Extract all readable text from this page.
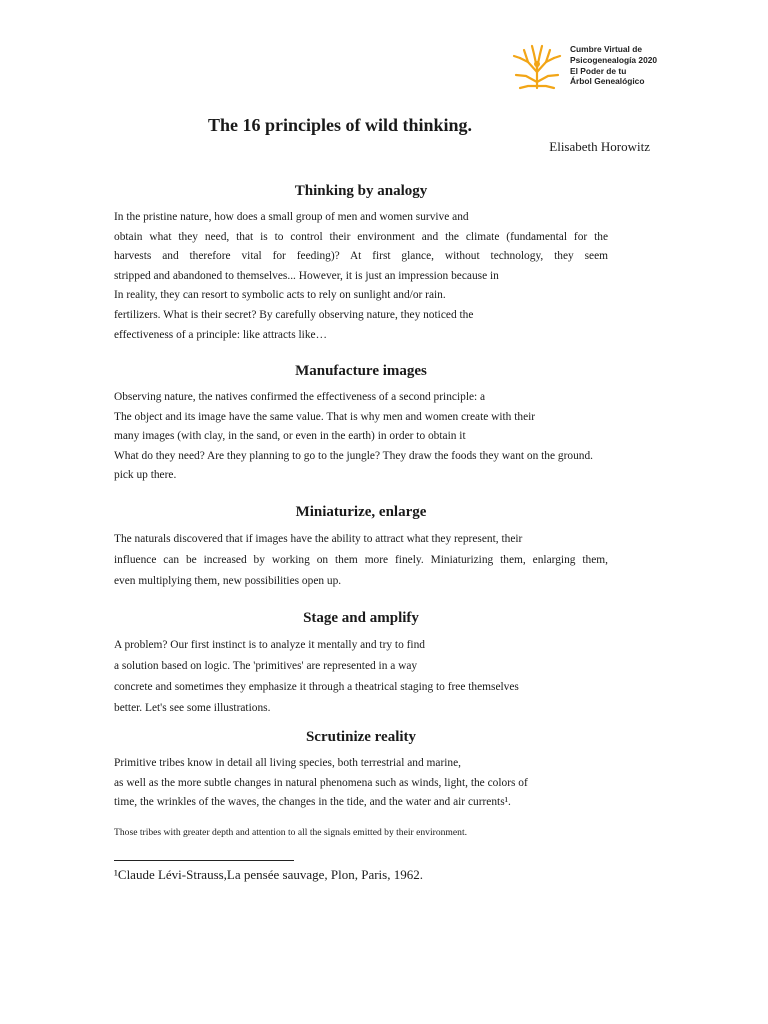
Cumbre Virtual de
Psicogenealogía 2020
El Poder de tu
Árbol Genealógico
The 16 principles of wild thinking.
Elisabeth Horowitz
Thinking by analogy

In the pristine nature, how does a small group of men and women survive and
obtain what they need, that is to control their environment and the climate (fundamental for the
harvests and therefore vital for feeding)? At first glance, without technology, they seem
stripped and abandoned to themselves... However, it is just an impression because in
In reality, they can resort to symbolic acts to rely on sunlight and/or rain.
fertilizers. What is their secret? By carefully observing nature, they noticed the
effectiveness of a principle: like attracts like…

Manufacture images

Observing nature, the natives confirmed the effectiveness of a second principle: a
The object and its image have the same value. That is why men and women create with their
many images (with clay, in the sand, or even in the earth) in order to obtain it
What do they need? Are they planning to go to the jungle? They draw the foods they want on the ground.
pick up there.

Miniaturize, enlarge

The naturals discovered that if images have the ability to attract what they represent, their
influence can be increased by working on them more finely. Miniaturizing them, enlarging them,
even multiplying them, new possibilities open up.

Stage and amplify

A problem? Our first instinct is to analyze it mentally and try to find
a solution based on logic. The 'primitives' are represented in a way
concrete and sometimes they emphasize it through a theatrical staging to free themselves
better. Let's see some illustrations.

Scrutinize reality

Primitive tribes know in detail all living species, both terrestrial and marine,
as well as the more subtle changes in natural phenomena such as winds, light, the colors of
time, the wrinkles of the waves, the changes in the tide, and the water and air currents¹.

Those tribes with greater depth and attention to all the signals emitted by their environment.
¹Claude Lévi-Strauss,La pensée sauvage, Plon, Paris, 1962.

··········

• [What is asked]:
Without the images, write out each line of the data verbatim.

• [Solution for this task]:
Extract all readable text from this page.
Cumbre Virtual de
Psicogenealogía 2020
El Poder de tu
Árbol Genealógico
The 16 principles of wild thinking.
Elisabeth Horowitz
Thinking by analogy

In the pristine nature, how does a small group of men and women survive and
obtain what they need, that is to control their environment and the climate (fundamental for the
harvests and therefore vital for feeding)? At first glance, without technology, they seem
stripped and abandoned to themselves... However, it is just an impression because in
In reality, they can resort to symbolic acts to rely on sunlight and/or rain.
fertilizers. What is their secret? By carefully observing nature, they noticed the
effectiveness of a principle: like attracts like…

Manufacture images

Observing nature, the natives confirmed the effectiveness of a second principle: a
The object and its image have the same value. That is why men and women create with their
many images (with clay, in the sand, or even in the earth) in order to obtain it
What do they need? Are they planning to go to the jungle? They draw the foods they want on the ground.
pick up there.

Miniaturize, enlarge

The naturals discovered that if images have the ability to attract what they represent, their
influence can be increased by working on them more finely. Miniaturizing them, enlarging them,
even multiplying them, new possibilities open up.

Stage and amplify

A problem? Our first instinct is to analyze it mentally and try to find
a solution based on logic. The 'primitives' are represented in a way
concrete and sometimes they emphasize it through a theatrical staging to free themselves
better. Let's see some illustrations.

Scrutinize reality

Primitive tribes know in detail all living species, both terrestrial and marine,
as well as the more subtle changes in natural phenomena such as winds, light, the colors of
time, the wrinkles of the waves, the changes in the tide, and the water and air currents¹.

Those tribes with greater depth and attention to all the signals emitted by their environment.
¹Claude Lévi-Strauss,La pensée sauvage, Plon, Paris, 1962.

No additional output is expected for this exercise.